------ DATA EXCERPTS ------

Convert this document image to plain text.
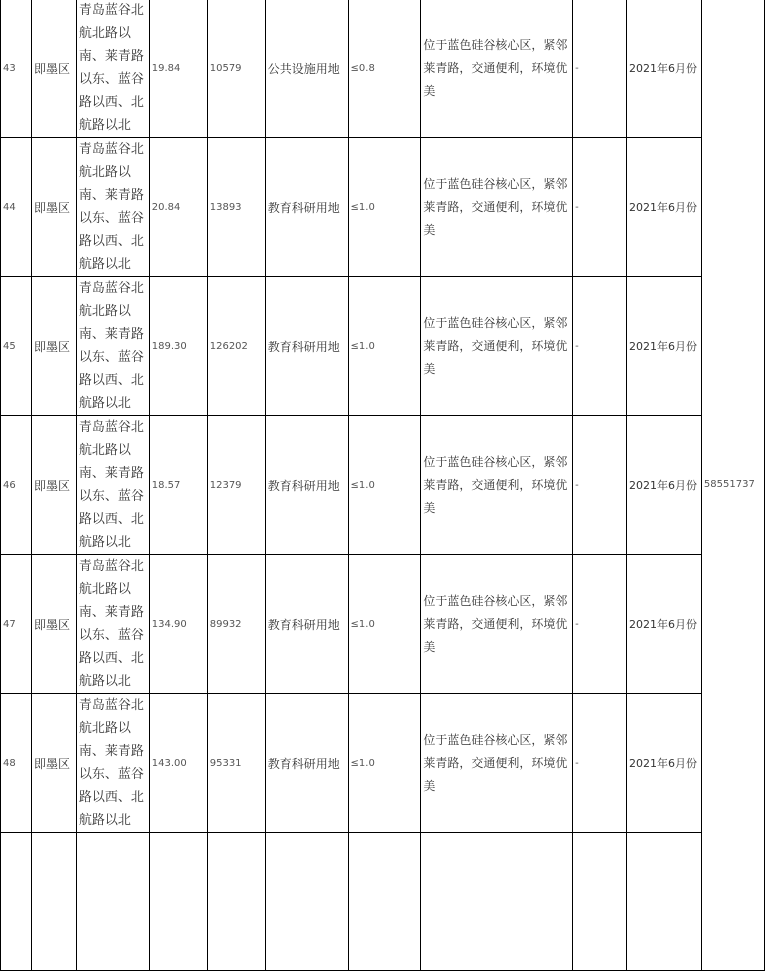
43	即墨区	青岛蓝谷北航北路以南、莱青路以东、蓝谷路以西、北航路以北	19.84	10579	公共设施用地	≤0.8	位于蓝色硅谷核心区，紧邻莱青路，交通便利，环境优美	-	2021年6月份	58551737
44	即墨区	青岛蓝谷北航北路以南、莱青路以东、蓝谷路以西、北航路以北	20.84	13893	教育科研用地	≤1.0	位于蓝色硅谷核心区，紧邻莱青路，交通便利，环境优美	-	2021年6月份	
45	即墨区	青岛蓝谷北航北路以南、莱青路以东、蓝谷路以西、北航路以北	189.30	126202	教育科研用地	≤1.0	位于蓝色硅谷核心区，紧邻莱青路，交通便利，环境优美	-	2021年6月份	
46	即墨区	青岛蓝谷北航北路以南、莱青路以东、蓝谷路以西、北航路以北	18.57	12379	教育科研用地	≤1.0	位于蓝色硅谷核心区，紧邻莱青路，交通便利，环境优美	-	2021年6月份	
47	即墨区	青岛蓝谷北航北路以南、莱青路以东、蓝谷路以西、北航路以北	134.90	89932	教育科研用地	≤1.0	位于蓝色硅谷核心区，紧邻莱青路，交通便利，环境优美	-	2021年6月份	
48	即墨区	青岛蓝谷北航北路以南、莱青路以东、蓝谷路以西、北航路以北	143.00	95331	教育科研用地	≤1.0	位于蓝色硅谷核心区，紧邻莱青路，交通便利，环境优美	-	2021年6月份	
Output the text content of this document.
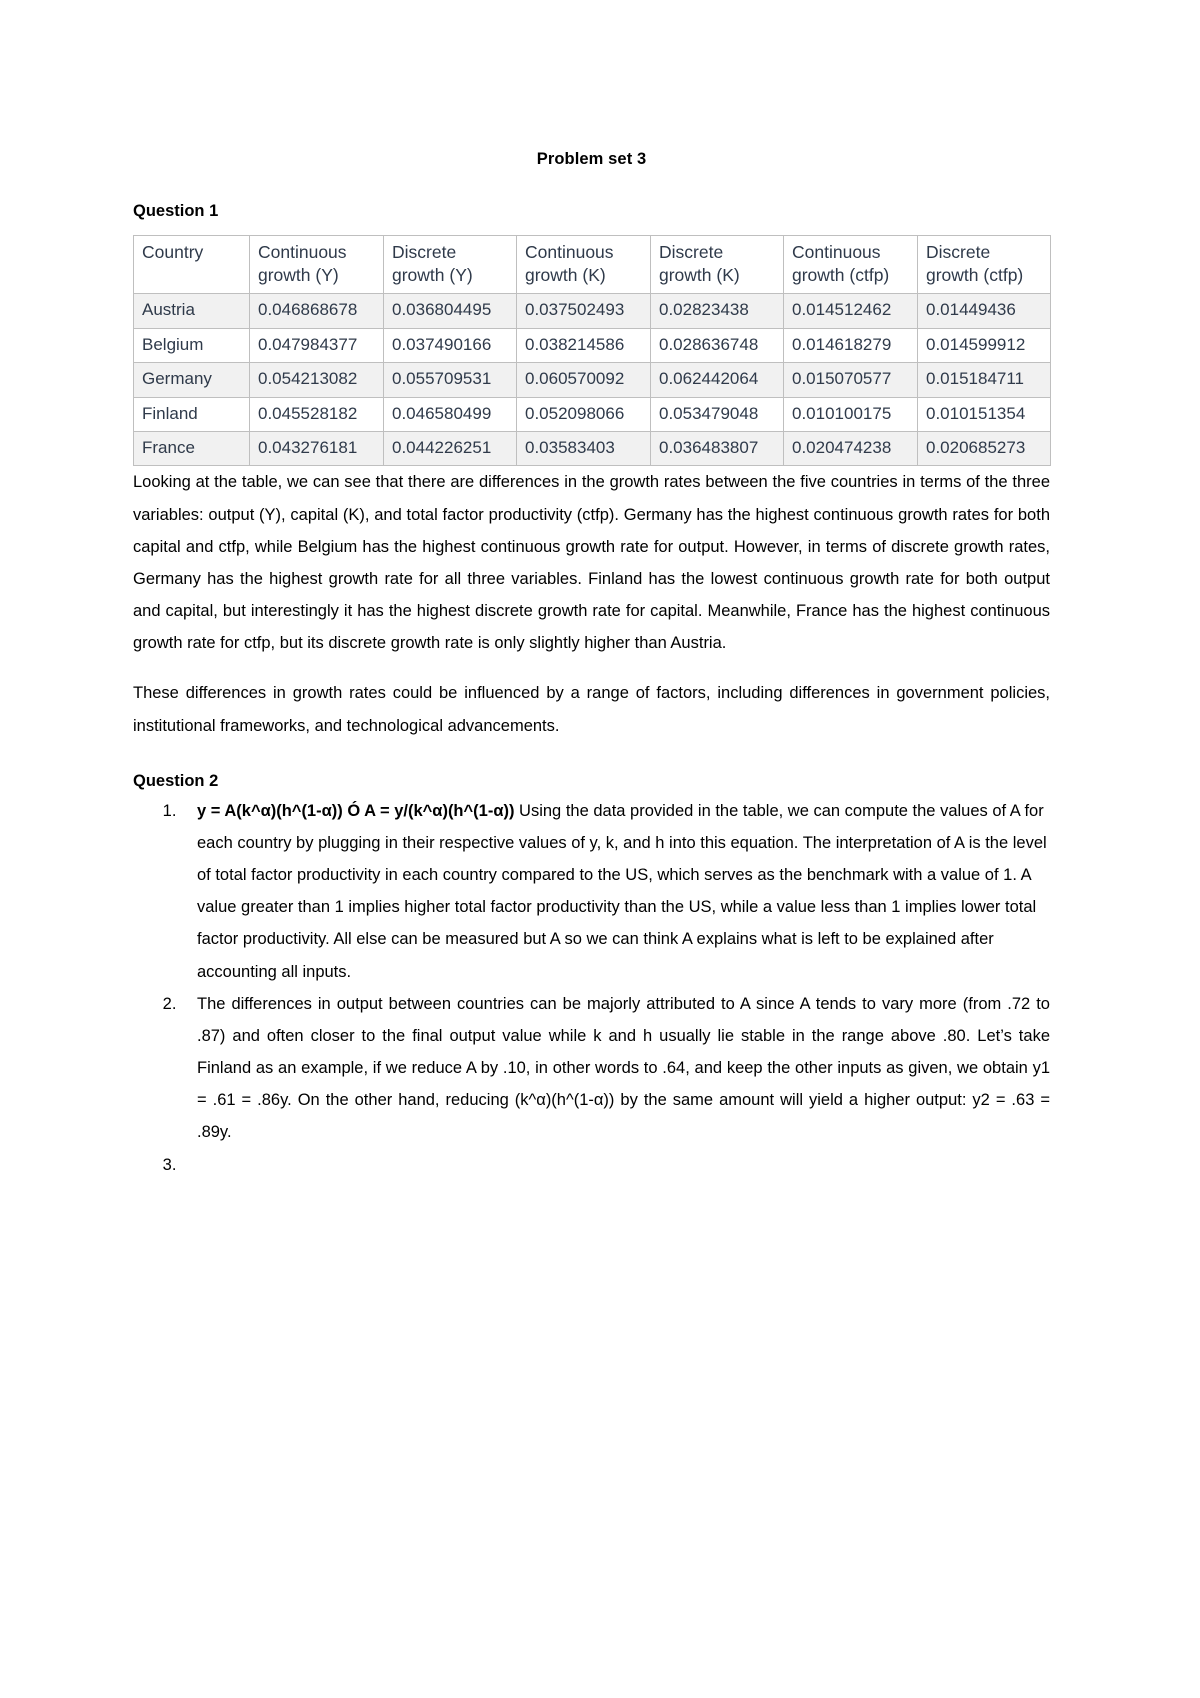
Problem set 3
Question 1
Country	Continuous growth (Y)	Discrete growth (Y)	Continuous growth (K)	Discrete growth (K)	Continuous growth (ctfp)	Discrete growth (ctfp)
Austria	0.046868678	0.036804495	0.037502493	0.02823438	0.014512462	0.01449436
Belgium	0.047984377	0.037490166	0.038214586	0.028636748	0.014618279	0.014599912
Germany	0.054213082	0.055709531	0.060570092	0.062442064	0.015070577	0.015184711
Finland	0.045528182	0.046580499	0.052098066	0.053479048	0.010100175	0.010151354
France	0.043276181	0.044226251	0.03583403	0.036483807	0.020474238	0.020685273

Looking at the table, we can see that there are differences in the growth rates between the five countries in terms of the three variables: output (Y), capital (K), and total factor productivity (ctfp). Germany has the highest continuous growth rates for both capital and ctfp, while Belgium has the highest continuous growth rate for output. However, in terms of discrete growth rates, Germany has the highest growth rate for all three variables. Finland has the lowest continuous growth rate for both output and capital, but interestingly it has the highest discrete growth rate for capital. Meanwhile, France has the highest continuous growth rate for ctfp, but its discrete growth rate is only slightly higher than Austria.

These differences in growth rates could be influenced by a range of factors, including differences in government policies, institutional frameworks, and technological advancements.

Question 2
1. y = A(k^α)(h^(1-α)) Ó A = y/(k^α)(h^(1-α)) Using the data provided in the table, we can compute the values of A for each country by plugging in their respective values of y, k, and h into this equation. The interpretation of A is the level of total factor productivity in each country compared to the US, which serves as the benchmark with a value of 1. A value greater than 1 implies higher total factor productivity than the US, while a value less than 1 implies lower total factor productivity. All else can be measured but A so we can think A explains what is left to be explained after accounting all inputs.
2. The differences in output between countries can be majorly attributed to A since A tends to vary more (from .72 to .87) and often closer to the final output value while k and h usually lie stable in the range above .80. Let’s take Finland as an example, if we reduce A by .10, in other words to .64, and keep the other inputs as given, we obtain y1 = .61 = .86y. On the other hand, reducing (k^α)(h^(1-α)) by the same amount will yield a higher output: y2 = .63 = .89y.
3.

------

◆ STATED PROBLEM:
All the records above need to be given again word for word. Skip the pictures.

◆ RESPONSE:
Convert this document image to plain text.
43	即墨区	青岛蓝谷北航北路以南、莱青路以东、蓝谷路以西、北航路以北	19.84	10579	公共设施用地	≤0.8	位于蓝色硅谷核心区，紧邻莱青路，交通便利，环境优美	-	2021年6月份	58551737
44	即墨区	青岛蓝谷北航北路以南、莱青路以东、蓝谷路以西、北航路以北	20.84	13893	教育科研用地	≤1.0	位于蓝色硅谷核心区，紧邻莱青路，交通便利，环境优美	-	2021年6月份	
45	即墨区	青岛蓝谷北航北路以南、莱青路以东、蓝谷路以西、北航路以北	189.30	126202	教育科研用地	≤1.0	位于蓝色硅谷核心区，紧邻莱青路，交通便利，环境优美	-	2021年6月份	
46	即墨区	青岛蓝谷北航北路以南、莱青路以东、蓝谷路以西、北航路以北	18.57	12379	教育科研用地	≤1.0	位于蓝色硅谷核心区，紧邻莱青路，交通便利，环境优美	-	2021年6月份	
47	即墨区	青岛蓝谷北航北路以南、莱青路以东、蓝谷路以西、北航路以北	134.90	89932	教育科研用地	≤1.0	位于蓝色硅谷核心区，紧邻莱青路，交通便利，环境优美	-	2021年6月份	
48	即墨区	青岛蓝谷北航北路以南、莱青路以东、蓝谷路以西、北航路以北	143.00	95331	教育科研用地	≤1.0	位于蓝色硅谷核心区，紧邻莱青路，交通便利，环境优美	-	2021年6月份	
Output the text content of this document.
Problem set 3
Question 1
Country	Continuous growth (Y)	Discrete growth (Y)	Continuous growth (K)	Discrete growth (K)	Continuous growth (ctfp)	Discrete growth (ctfp)
Austria	0.046868678	0.036804495	0.037502493	0.02823438	0.014512462	0.01449436
Belgium	0.047984377	0.037490166	0.038214586	0.028636748	0.014618279	0.014599912
Germany	0.054213082	0.055709531	0.060570092	0.062442064	0.015070577	0.015184711
Finland	0.045528182	0.046580499	0.052098066	0.053479048	0.010100175	0.010151354
France	0.043276181	0.044226251	0.03583403	0.036483807	0.020474238	0.020685273

Looking at the table, we can see that there are differences in the growth rates between the five countries in terms of the three variables: output (Y), capital (K), and total factor productivity (ctfp). Germany has the highest continuous growth rates for both capital and ctfp, while Belgium has the highest continuous growth rate for output. However, in terms of discrete growth rates, Germany has the highest growth rate for all three variables. Finland has the lowest continuous growth rate for both output and capital, but interestingly it has the highest discrete growth rate for capital. Meanwhile, France has the highest continuous growth rate for ctfp, but its discrete growth rate is only slightly higher than Austria.

These differences in growth rates could be influenced by a range of factors, including differences in government policies, institutional frameworks, and technological advancements.

Question 2
1. y = A(k^α)(h^(1-α)) Ó A = y/(k^α)(h^(1-α)) Using the data provided in the table, we can compute the values of A for each country by plugging in their respective values of y, k, and h into this equation. The interpretation of A is the level of total factor productivity in each country compared to the US, which serves as the benchmark with a value of 1. A value greater than 1 implies higher total factor productivity than the US, while a value less than 1 implies lower total factor productivity. All else can be measured but A so we can think A explains what is left to be explained after accounting all inputs.
2. The differences in output between countries can be majorly attributed to A since A tends to vary more (from .72 to .87) and often closer to the final output value while k and h usually lie stable in the range above .80. Let’s take Finland as an example, if we reduce A by .10, in other words to .64, and keep the other inputs as given, we obtain y1 = .61 = .86y. On the other hand, reducing (k^α)(h^(1-α)) by the same amount will yield a higher output: y2 = .63 = .89y.
3.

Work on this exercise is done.